**What you should do**
Every entry should be repeated exactly. Omit the pictures.

● ● ● ●

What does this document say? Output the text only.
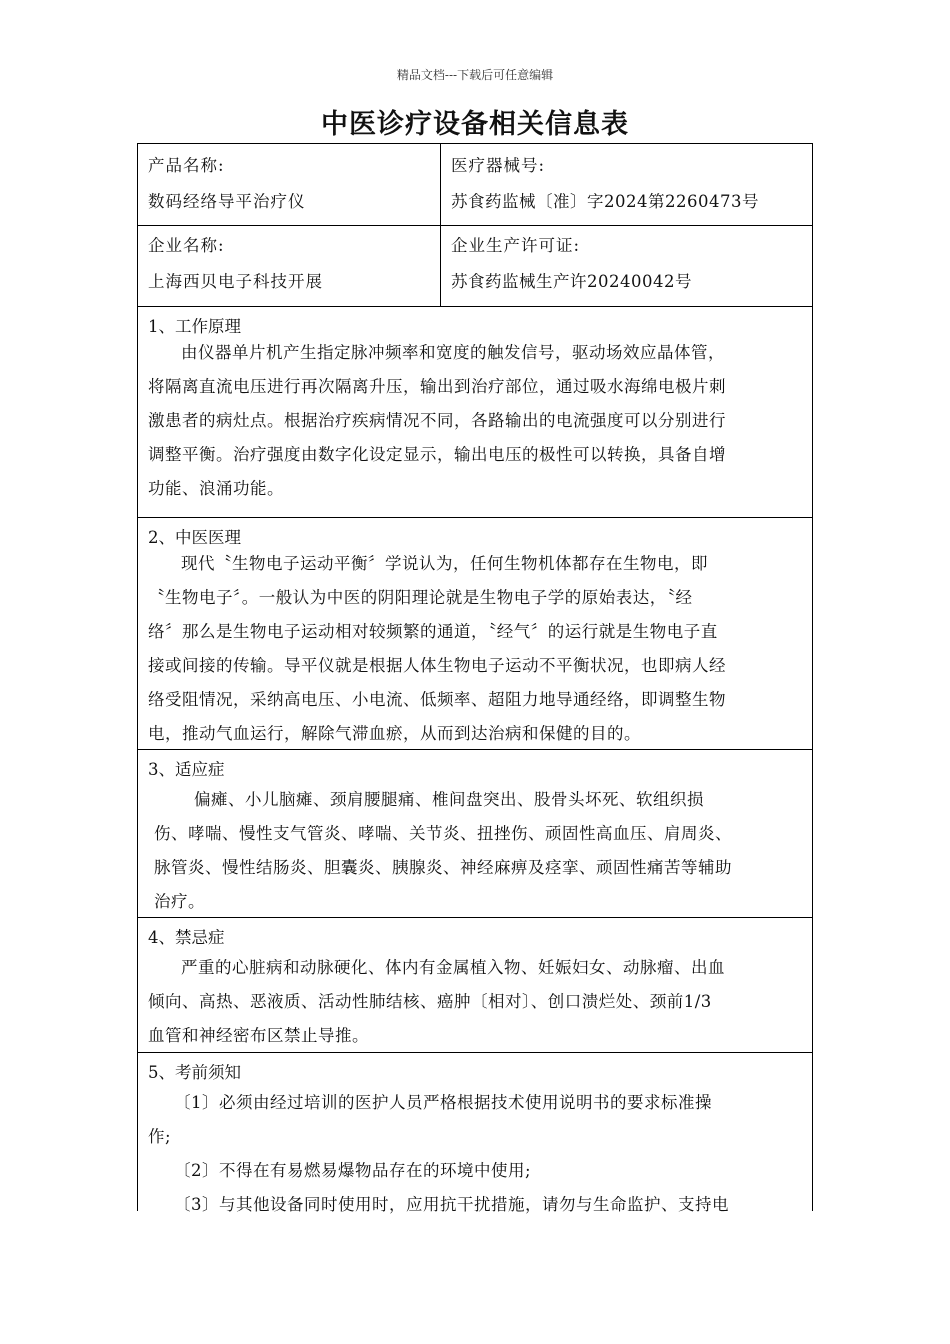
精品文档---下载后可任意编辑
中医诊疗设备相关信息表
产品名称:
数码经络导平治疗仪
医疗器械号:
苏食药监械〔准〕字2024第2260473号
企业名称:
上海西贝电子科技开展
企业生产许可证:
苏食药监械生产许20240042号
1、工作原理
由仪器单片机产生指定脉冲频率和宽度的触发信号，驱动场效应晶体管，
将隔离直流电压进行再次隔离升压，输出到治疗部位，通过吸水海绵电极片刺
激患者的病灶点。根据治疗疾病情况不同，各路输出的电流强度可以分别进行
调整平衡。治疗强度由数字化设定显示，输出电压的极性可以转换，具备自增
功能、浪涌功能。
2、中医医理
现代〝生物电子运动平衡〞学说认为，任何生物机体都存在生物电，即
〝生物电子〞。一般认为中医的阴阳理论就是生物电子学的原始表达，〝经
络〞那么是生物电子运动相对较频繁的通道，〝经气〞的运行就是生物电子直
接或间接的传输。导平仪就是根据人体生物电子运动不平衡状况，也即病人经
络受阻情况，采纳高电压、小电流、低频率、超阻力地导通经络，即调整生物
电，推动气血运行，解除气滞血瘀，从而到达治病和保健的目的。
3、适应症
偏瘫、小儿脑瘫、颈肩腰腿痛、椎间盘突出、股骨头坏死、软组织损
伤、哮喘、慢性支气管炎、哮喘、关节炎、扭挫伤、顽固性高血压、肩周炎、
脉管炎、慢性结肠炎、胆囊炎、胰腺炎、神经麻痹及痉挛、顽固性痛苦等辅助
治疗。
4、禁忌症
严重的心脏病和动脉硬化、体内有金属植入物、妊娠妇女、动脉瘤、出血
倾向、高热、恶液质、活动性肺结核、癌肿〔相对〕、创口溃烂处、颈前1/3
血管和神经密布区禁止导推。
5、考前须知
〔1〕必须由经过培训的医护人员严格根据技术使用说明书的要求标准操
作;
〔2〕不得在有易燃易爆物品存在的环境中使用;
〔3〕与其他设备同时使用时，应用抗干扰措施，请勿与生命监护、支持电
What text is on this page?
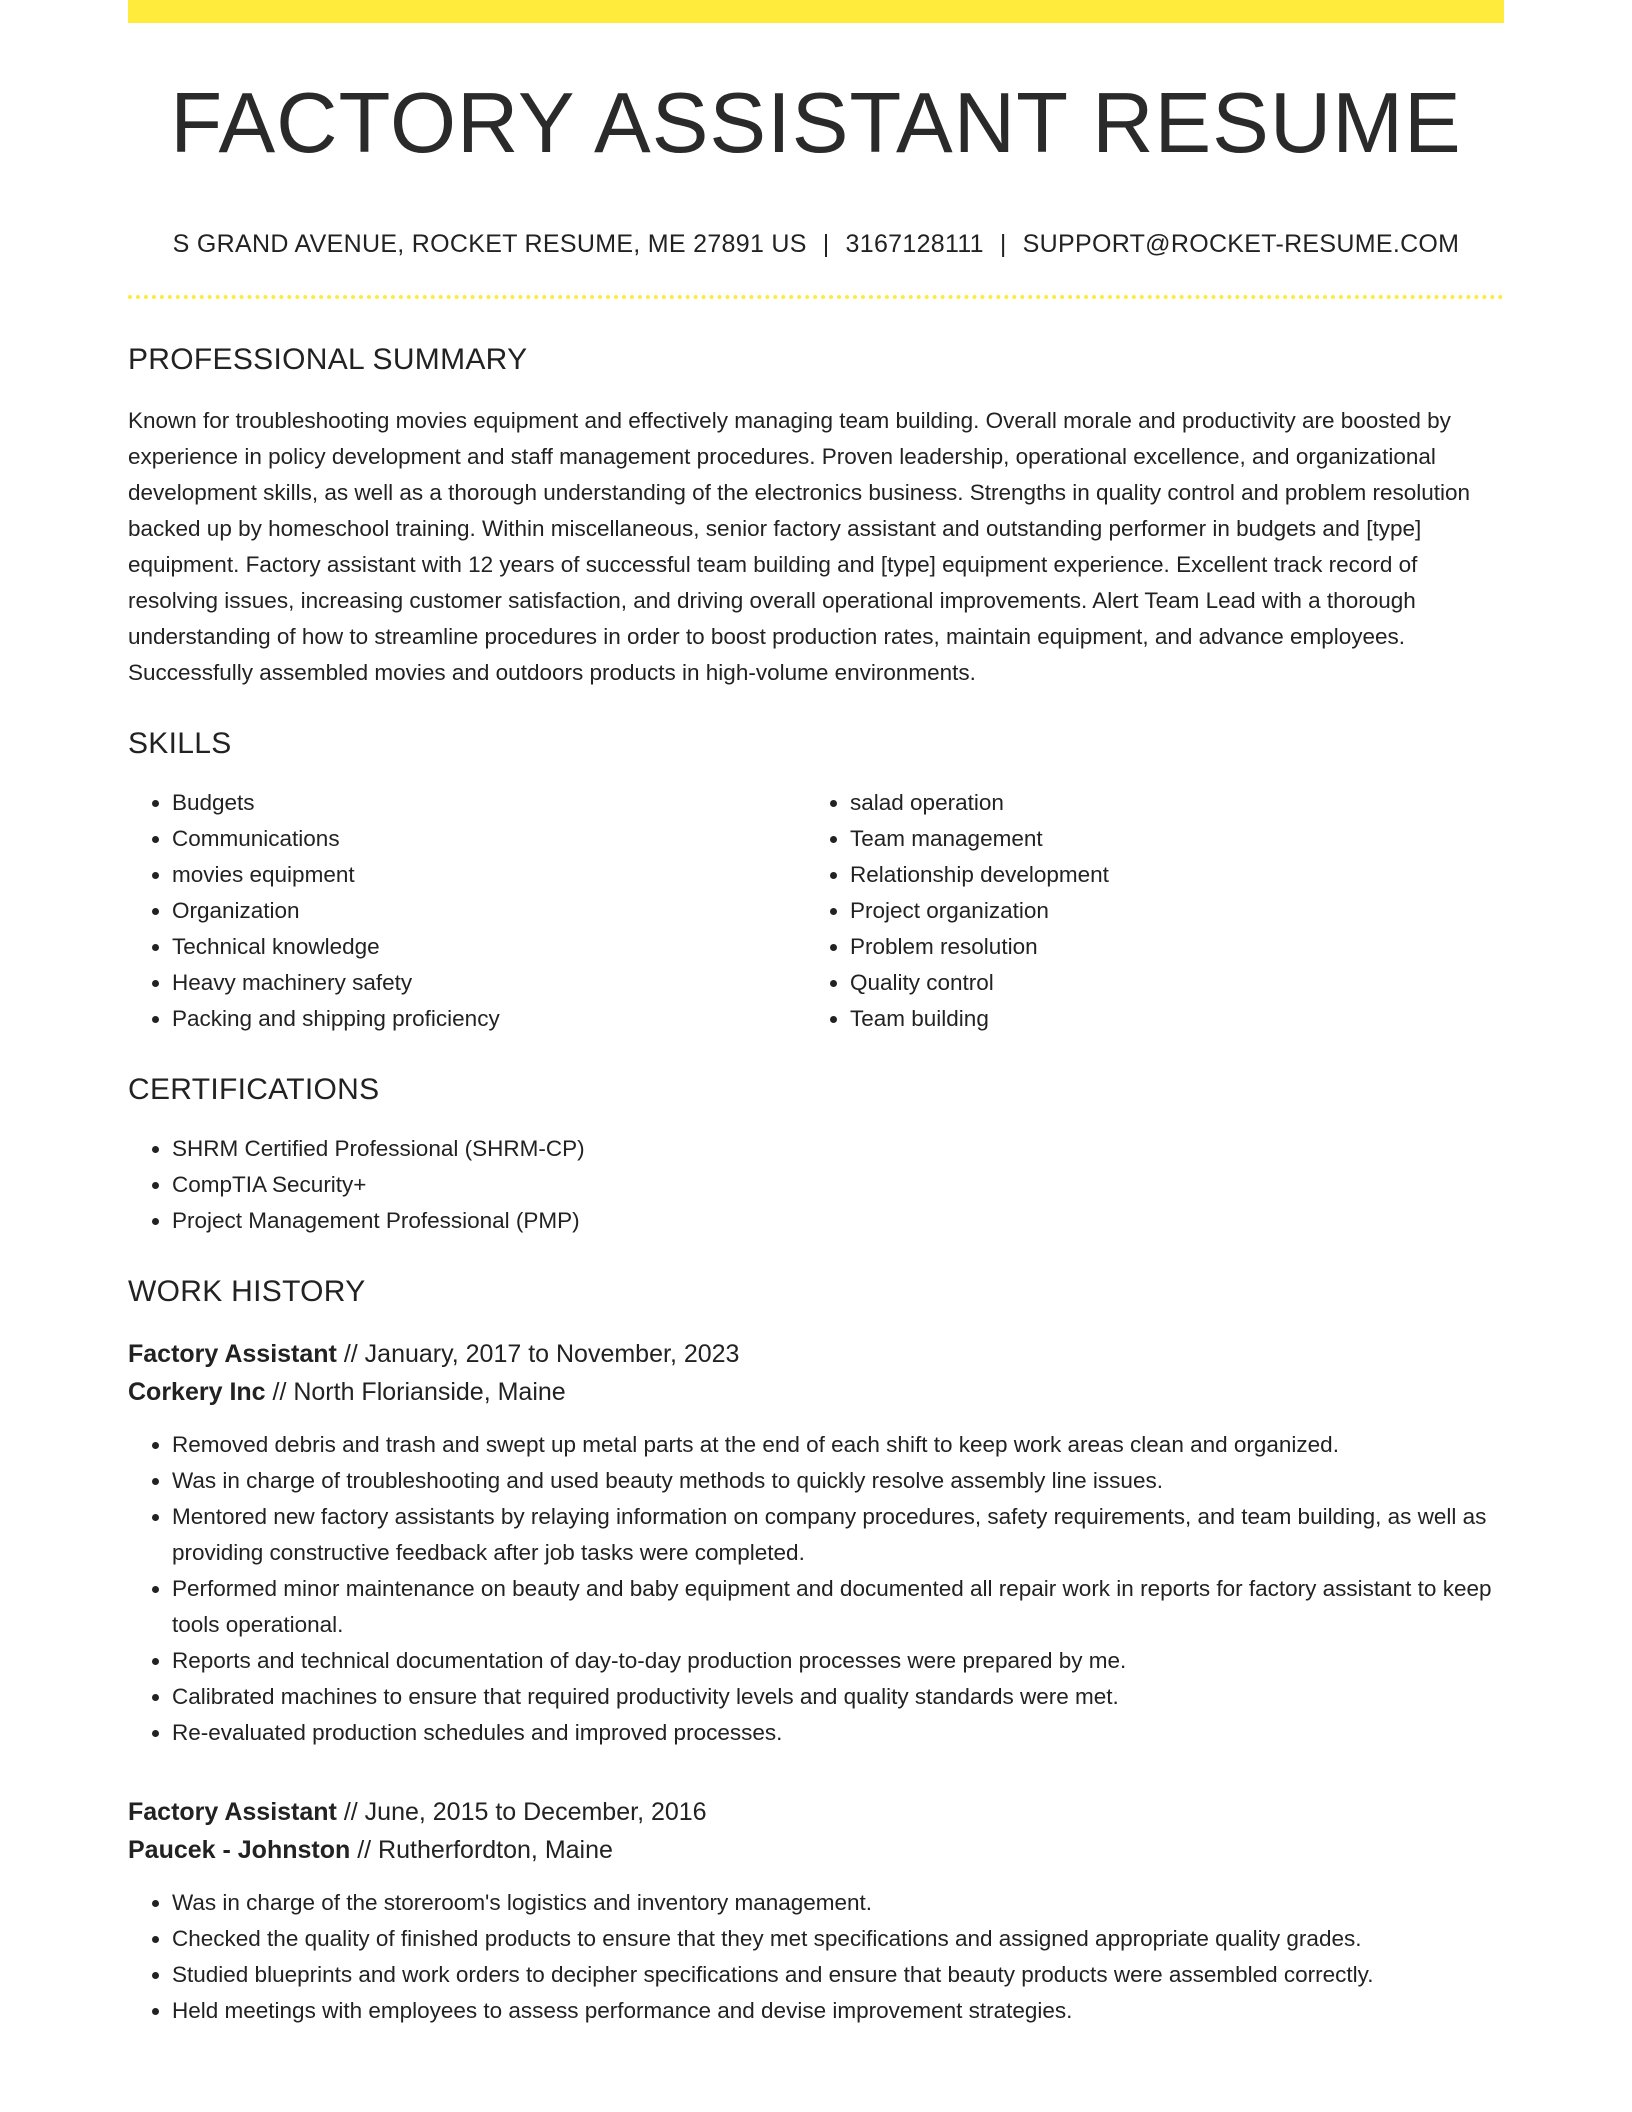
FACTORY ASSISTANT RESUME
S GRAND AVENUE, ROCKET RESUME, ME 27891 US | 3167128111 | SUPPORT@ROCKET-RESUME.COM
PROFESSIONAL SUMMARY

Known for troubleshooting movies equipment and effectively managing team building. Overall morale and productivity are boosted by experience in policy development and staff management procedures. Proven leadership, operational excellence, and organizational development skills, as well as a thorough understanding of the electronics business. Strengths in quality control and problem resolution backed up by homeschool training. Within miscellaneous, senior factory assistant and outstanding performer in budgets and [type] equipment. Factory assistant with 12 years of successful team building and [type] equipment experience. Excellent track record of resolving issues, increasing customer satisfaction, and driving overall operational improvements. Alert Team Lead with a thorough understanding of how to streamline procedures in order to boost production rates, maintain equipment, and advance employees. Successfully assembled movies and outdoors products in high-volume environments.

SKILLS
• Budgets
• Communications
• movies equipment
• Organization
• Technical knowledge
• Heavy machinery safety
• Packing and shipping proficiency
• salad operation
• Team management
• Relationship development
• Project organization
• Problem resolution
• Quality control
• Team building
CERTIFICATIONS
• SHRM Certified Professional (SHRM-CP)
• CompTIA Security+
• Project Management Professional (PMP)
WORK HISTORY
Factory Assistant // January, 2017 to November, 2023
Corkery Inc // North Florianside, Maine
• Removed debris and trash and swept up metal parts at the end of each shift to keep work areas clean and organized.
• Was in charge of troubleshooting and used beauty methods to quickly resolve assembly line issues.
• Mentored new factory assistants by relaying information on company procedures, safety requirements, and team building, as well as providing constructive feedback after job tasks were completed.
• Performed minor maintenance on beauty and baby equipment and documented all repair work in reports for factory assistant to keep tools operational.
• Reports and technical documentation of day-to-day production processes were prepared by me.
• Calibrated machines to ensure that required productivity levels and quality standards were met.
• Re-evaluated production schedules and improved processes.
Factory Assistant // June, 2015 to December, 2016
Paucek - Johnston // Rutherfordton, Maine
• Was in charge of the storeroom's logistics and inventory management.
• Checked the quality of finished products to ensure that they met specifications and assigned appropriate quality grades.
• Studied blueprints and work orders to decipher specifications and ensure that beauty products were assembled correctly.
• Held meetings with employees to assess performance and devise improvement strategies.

● ● ● ●

**Written response**
What does this document say? Output the text only.
精品文档---下载后可任意编辑
中医诊疗设备相关信息表
产品名称:
数码经络导平治疗仪
医疗器械号:
苏食药监械〔准〕字2024第2260473号
企业名称:
上海西贝电子科技开展
企业生产许可证:
苏食药监械生产许20240042号
1、工作原理
由仪器单片机产生指定脉冲频率和宽度的触发信号，驱动场效应晶体管，
将隔离直流电压进行再次隔离升压，输出到治疗部位，通过吸水海绵电极片刺
激患者的病灶点。根据治疗疾病情况不同，各路输出的电流强度可以分别进行
调整平衡。治疗强度由数字化设定显示，输出电压的极性可以转换，具备自增
功能、浪涌功能。
2、中医医理
现代〝生物电子运动平衡〞学说认为，任何生物机体都存在生物电，即
〝生物电子〞。一般认为中医的阴阳理论就是生物电子学的原始表达，〝经
络〞那么是生物电子运动相对较频繁的通道，〝经气〞的运行就是生物电子直
接或间接的传输。导平仪就是根据人体生物电子运动不平衡状况，也即病人经
络受阻情况，采纳高电压、小电流、低频率、超阻力地导通经络，即调整生物
电，推动气血运行，解除气滞血瘀，从而到达治病和保健的目的。
3、适应症
偏瘫、小儿脑瘫、颈肩腰腿痛、椎间盘突出、股骨头坏死、软组织损
伤、哮喘、慢性支气管炎、哮喘、关节炎、扭挫伤、顽固性高血压、肩周炎、
脉管炎、慢性结肠炎、胆囊炎、胰腺炎、神经麻痹及痉挛、顽固性痛苦等辅助
治疗。
4、禁忌症
严重的心脏病和动脉硬化、体内有金属植入物、妊娠妇女、动脉瘤、出血
倾向、高热、恶液质、活动性肺结核、癌肿〔相对〕、创口溃烂处、颈前1/3
血管和神经密布区禁止导推。
5、考前须知
〔1〕必须由经过培训的医护人员严格根据技术使用说明书的要求标准操
作;
〔2〕不得在有易燃易爆物品存在的环境中使用;
〔3〕与其他设备同时使用时，应用抗干扰措施，请勿与生命监护、支持电
What text is on this page?
FACTORY ASSISTANT RESUME
S GRAND AVENUE, ROCKET RESUME, ME 27891 US | 3167128111 | SUPPORT@ROCKET-RESUME.COM
PROFESSIONAL SUMMARY

Known for troubleshooting movies equipment and effectively managing team building. Overall morale and productivity are boosted by experience in policy development and staff management procedures. Proven leadership, operational excellence, and organizational development skills, as well as a thorough understanding of the electronics business. Strengths in quality control and problem resolution backed up by homeschool training. Within miscellaneous, senior factory assistant and outstanding performer in budgets and [type] equipment. Factory assistant with 12 years of successful team building and [type] equipment experience. Excellent track record of resolving issues, increasing customer satisfaction, and driving overall operational improvements. Alert Team Lead with a thorough understanding of how to streamline procedures in order to boost production rates, maintain equipment, and advance employees. Successfully assembled movies and outdoors products in high-volume environments.

SKILLS
• Budgets
• Communications
• movies equipment
• Organization
• Technical knowledge
• Heavy machinery safety
• Packing and shipping proficiency
• salad operation
• Team management
• Relationship development
• Project organization
• Problem resolution
• Quality control
• Team building
CERTIFICATIONS
• SHRM Certified Professional (SHRM-CP)
• CompTIA Security+
• Project Management Professional (PMP)
WORK HISTORY
Factory Assistant // January, 2017 to November, 2023
Corkery Inc // North Florianside, Maine
• Removed debris and trash and swept up metal parts at the end of each shift to keep work areas clean and organized.
• Was in charge of troubleshooting and used beauty methods to quickly resolve assembly line issues.
• Mentored new factory assistants by relaying information on company procedures, safety requirements, and team building, as well as providing constructive feedback after job tasks were completed.
• Performed minor maintenance on beauty and baby equipment and documented all repair work in reports for factory assistant to keep tools operational.
• Reports and technical documentation of day-to-day production processes were prepared by me.
• Calibrated machines to ensure that required productivity levels and quality standards were met.
• Re-evaluated production schedules and improved processes.
Factory Assistant // June, 2015 to December, 2016
Paucek - Johnston // Rutherfordton, Maine
• Was in charge of the storeroom's logistics and inventory management.
• Checked the quality of finished products to ensure that they met specifications and assigned appropriate quality grades.
• Studied blueprints and work orders to decipher specifications and ensure that beauty products were assembled correctly.
• Held meetings with employees to assess performance and devise improvement strategies.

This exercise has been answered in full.